# PROBLEM STATEMENT:
If a line of the data below holds the string "Manganese", copy it.

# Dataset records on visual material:
******************************
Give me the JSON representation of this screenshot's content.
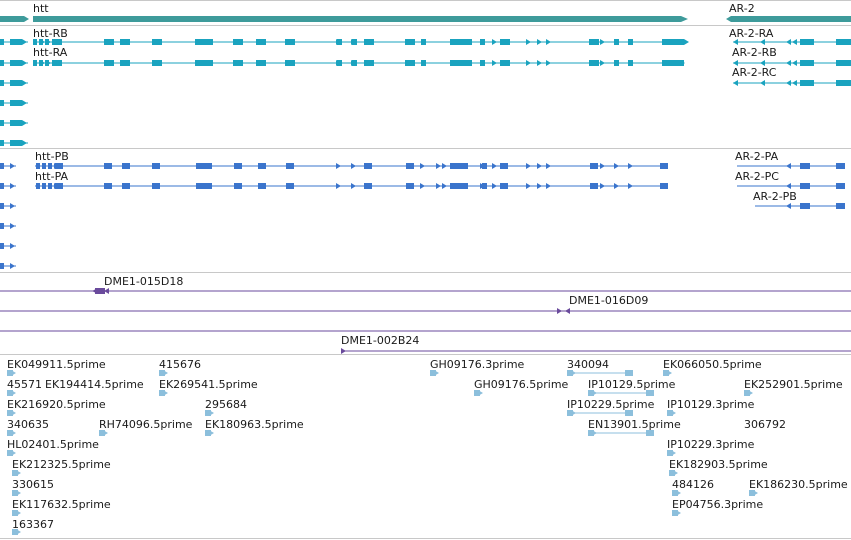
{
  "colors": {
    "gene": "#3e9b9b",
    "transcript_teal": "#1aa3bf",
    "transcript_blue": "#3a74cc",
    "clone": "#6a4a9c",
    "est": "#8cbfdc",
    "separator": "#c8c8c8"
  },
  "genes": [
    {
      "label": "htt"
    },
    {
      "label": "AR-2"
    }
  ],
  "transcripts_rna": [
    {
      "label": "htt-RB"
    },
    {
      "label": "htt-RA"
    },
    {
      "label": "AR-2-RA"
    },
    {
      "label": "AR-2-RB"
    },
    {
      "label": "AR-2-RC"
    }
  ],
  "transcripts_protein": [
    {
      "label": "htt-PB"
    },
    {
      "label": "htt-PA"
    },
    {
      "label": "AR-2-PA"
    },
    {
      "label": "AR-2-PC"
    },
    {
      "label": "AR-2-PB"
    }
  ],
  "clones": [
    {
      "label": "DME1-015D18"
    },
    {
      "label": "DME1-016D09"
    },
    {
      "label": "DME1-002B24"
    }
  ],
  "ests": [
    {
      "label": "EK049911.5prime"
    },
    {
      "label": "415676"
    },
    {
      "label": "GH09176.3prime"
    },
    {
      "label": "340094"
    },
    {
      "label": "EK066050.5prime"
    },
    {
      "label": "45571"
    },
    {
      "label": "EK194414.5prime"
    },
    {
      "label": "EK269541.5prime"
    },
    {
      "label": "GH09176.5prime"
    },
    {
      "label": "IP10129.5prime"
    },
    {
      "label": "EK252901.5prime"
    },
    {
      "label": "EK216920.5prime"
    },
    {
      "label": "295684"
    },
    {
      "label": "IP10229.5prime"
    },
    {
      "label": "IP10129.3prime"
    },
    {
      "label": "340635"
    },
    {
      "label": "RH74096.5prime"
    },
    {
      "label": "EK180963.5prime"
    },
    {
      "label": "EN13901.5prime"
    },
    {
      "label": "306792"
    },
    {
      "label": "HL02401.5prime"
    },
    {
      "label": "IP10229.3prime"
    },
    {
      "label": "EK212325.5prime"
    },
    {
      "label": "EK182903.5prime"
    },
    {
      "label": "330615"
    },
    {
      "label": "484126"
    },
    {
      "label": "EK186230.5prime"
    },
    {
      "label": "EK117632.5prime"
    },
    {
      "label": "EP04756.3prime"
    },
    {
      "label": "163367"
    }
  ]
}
******************************
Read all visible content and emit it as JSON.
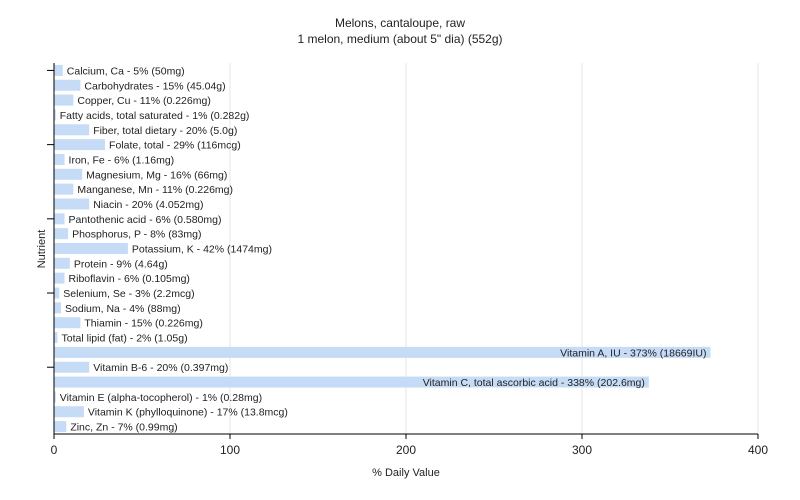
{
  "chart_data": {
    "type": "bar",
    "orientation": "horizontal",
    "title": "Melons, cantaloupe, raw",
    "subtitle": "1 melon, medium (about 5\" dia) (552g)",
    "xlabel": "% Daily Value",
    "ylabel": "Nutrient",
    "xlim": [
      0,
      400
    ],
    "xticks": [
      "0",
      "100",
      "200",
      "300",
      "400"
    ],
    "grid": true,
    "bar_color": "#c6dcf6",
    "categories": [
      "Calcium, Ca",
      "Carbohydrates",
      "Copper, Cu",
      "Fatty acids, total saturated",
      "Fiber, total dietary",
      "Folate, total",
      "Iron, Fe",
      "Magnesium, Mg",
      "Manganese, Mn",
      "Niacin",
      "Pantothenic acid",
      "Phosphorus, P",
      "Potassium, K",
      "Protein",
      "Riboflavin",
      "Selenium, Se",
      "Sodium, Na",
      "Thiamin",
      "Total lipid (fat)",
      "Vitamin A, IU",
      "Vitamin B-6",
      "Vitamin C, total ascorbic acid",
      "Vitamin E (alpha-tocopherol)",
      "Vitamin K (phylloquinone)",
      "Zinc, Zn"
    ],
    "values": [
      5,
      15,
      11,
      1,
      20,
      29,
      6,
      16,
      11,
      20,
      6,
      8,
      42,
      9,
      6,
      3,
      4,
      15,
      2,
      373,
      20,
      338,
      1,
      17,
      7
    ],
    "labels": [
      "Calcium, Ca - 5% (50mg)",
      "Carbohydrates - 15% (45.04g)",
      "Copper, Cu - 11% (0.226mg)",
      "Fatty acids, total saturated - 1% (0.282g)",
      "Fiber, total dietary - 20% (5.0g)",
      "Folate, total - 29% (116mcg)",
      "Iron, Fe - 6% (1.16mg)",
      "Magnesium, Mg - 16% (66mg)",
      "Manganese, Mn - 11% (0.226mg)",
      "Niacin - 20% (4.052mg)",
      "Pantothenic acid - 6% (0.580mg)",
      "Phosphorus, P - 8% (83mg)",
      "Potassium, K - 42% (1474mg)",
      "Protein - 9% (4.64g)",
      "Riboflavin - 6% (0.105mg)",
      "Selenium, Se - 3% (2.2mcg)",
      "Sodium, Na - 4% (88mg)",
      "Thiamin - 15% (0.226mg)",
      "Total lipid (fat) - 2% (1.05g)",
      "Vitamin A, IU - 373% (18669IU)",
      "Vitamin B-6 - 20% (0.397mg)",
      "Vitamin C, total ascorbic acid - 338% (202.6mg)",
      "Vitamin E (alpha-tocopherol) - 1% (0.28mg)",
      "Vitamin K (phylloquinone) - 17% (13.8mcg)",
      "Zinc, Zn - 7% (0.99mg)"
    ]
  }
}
******************************
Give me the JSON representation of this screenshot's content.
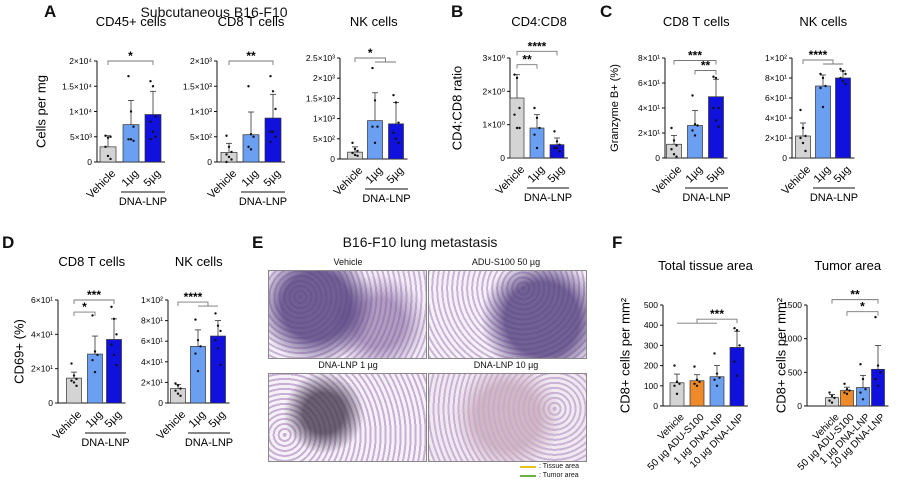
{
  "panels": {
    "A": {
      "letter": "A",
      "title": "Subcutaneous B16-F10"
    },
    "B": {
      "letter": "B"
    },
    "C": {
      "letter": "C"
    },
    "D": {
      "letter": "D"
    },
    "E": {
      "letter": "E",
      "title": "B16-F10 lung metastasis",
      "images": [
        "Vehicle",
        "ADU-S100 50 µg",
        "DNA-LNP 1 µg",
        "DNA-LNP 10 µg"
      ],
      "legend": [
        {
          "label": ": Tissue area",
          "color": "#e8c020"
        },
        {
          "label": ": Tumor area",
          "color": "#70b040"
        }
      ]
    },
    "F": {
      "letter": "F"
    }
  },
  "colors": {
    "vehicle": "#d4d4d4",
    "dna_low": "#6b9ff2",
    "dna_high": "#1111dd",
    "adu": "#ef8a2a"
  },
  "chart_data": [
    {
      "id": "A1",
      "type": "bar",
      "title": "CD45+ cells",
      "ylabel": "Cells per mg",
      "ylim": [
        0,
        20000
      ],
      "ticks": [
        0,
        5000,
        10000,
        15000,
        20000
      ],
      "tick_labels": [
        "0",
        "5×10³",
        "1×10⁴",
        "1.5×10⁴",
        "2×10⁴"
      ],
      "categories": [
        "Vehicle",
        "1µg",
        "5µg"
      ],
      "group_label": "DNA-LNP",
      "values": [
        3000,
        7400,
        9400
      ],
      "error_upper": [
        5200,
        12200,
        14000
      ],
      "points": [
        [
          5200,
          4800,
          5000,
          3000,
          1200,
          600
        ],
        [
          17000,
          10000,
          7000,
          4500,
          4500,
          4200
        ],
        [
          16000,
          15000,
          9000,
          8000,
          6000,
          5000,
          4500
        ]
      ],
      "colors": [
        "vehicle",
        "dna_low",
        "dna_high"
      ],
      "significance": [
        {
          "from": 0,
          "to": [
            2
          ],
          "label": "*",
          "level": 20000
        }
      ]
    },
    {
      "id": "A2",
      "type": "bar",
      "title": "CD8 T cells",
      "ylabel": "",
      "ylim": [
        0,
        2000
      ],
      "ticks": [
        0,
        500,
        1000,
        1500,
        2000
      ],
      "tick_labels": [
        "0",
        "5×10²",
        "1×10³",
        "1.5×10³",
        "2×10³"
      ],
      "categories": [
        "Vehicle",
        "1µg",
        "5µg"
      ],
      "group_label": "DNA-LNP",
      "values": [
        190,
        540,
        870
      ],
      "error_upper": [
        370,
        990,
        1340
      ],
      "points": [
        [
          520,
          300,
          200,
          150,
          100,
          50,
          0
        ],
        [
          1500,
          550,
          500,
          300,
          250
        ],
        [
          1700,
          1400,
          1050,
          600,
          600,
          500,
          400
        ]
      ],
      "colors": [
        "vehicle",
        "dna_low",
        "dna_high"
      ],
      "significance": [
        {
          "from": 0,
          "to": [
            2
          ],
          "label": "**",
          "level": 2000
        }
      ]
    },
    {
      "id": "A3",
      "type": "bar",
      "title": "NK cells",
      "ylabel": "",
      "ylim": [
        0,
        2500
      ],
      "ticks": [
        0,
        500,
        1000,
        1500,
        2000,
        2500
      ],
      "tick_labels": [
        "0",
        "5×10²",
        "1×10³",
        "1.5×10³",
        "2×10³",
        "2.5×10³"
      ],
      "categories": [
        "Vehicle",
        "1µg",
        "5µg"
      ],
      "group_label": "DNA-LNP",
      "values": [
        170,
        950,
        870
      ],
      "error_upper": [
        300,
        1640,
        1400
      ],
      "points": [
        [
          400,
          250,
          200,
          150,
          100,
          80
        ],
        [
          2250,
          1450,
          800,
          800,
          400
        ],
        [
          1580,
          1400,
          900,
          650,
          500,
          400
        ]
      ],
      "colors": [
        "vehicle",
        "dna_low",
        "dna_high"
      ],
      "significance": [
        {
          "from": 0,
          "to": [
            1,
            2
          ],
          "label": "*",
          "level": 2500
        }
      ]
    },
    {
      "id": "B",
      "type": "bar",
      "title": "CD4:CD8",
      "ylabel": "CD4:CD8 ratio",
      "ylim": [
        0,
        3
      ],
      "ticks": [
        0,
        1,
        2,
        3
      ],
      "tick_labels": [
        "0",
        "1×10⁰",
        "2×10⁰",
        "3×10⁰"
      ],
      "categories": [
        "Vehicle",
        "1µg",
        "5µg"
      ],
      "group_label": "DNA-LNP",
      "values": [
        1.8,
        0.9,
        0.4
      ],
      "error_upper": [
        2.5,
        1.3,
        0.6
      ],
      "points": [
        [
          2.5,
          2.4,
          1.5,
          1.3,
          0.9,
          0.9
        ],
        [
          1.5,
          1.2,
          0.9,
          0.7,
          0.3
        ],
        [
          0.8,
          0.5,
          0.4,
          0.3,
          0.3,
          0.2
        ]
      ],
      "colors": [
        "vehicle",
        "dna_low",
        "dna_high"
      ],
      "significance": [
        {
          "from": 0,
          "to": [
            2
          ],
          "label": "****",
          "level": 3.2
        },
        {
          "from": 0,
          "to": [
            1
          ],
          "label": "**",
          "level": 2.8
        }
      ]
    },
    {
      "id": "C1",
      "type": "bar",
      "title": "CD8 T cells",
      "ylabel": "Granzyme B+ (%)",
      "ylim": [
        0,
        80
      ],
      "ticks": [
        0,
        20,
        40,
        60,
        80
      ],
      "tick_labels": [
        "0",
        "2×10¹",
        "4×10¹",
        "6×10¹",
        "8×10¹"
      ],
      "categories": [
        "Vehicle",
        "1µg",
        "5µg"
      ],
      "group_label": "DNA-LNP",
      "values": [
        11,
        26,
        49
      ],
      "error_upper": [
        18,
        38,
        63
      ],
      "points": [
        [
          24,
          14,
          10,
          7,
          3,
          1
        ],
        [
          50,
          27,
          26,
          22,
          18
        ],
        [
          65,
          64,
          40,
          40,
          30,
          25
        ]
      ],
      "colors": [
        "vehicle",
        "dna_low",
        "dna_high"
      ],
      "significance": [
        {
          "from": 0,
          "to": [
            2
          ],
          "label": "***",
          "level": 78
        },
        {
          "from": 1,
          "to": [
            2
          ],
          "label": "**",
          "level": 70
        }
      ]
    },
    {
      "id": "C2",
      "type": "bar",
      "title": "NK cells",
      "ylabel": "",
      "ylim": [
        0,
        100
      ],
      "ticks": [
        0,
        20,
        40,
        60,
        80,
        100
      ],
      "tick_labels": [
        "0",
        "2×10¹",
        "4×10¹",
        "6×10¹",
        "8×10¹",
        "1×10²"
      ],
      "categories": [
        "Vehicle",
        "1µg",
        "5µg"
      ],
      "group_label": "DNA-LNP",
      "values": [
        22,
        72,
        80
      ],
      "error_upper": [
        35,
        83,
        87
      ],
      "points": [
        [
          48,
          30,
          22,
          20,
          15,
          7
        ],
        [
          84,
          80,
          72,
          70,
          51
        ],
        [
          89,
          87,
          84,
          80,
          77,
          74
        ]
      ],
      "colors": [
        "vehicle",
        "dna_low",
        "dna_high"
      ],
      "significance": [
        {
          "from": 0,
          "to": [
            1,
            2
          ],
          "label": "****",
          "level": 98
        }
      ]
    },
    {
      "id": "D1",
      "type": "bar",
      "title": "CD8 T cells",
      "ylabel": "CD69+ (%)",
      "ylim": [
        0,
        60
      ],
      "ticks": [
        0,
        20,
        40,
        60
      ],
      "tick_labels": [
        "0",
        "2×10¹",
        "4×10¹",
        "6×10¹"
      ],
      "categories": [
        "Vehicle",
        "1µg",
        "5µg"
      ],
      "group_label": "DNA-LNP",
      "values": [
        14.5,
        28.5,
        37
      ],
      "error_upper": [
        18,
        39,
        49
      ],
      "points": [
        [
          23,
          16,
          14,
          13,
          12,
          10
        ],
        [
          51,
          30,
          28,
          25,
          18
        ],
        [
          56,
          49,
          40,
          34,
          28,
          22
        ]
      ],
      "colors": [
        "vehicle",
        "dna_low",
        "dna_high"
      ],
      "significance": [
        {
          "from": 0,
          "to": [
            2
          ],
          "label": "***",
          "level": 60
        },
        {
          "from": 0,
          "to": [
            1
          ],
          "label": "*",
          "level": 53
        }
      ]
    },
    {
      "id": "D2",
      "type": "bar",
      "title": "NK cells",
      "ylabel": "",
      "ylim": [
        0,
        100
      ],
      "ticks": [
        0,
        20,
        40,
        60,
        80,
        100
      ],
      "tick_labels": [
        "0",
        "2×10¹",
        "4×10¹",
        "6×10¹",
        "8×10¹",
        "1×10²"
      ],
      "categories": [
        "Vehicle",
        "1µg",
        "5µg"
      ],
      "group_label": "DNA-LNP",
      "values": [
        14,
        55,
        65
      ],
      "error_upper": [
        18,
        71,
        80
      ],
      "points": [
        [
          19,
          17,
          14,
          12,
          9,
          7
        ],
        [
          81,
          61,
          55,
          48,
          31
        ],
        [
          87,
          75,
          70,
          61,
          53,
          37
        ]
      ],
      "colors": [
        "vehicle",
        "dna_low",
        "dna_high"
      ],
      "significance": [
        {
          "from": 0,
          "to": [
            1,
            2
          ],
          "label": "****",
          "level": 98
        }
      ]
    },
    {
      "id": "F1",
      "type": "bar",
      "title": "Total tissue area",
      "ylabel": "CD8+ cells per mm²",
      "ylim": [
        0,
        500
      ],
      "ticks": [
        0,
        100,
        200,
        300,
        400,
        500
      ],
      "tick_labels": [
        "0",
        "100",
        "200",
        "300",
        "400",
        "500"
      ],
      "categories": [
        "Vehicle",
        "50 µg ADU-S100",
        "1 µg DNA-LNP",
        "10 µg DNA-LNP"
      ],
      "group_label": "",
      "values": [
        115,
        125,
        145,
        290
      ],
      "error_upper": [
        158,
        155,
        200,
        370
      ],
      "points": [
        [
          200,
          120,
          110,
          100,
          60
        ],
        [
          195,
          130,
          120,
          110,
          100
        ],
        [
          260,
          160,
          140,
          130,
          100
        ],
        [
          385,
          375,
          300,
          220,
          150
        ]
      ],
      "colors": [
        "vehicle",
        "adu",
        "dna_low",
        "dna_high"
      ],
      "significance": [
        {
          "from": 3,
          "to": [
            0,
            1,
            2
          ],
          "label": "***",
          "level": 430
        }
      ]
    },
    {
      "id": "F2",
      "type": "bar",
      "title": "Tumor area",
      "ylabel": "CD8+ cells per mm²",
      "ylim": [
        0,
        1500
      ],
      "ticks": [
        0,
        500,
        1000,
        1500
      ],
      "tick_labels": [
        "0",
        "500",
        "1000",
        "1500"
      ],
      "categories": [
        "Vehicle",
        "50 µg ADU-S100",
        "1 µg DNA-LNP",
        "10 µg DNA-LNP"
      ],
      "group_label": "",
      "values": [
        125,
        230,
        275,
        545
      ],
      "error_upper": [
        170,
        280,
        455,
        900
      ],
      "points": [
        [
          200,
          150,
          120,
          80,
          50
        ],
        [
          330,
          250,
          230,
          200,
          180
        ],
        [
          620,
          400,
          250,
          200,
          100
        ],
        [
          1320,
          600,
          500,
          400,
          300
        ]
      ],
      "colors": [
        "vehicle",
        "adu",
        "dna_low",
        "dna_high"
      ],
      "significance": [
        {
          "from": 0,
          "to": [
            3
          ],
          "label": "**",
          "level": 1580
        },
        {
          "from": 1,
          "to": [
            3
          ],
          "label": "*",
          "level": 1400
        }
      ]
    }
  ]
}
******************************
# EXERCISE RESULT:
      "Manganese, Mn",
      "Manganese, Mn - 11% (0.226mg)",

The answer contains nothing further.